OBJECTIVE | Pick out every line holding the string "this" and copy it.

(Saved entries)
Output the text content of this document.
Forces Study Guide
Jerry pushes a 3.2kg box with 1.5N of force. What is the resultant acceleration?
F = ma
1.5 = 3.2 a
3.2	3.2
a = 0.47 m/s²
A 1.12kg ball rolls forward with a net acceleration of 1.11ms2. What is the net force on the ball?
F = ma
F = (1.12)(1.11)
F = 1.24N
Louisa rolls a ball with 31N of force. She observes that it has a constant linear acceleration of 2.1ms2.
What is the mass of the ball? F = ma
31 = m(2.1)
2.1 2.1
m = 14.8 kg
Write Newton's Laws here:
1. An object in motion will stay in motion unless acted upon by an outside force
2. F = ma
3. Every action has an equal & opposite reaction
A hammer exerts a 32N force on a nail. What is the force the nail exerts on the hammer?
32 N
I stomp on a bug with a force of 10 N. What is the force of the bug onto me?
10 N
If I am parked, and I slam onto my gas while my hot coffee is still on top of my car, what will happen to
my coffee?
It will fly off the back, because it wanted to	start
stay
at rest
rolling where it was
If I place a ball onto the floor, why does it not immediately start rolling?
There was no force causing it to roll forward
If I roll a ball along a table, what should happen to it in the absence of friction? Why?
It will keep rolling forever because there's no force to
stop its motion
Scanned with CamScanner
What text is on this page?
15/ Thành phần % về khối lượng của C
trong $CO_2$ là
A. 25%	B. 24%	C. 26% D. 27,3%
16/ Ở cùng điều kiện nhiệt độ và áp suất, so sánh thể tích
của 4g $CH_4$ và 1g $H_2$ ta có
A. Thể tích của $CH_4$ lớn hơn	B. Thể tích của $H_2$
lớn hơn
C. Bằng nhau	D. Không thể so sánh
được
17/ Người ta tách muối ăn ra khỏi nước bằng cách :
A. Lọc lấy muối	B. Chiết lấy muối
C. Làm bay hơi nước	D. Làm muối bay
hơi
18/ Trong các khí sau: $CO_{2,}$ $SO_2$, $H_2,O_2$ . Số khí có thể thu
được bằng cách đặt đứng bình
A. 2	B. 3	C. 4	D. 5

RESPONSE TO THE TASK |
Output the text content of this document.
What text is on this page?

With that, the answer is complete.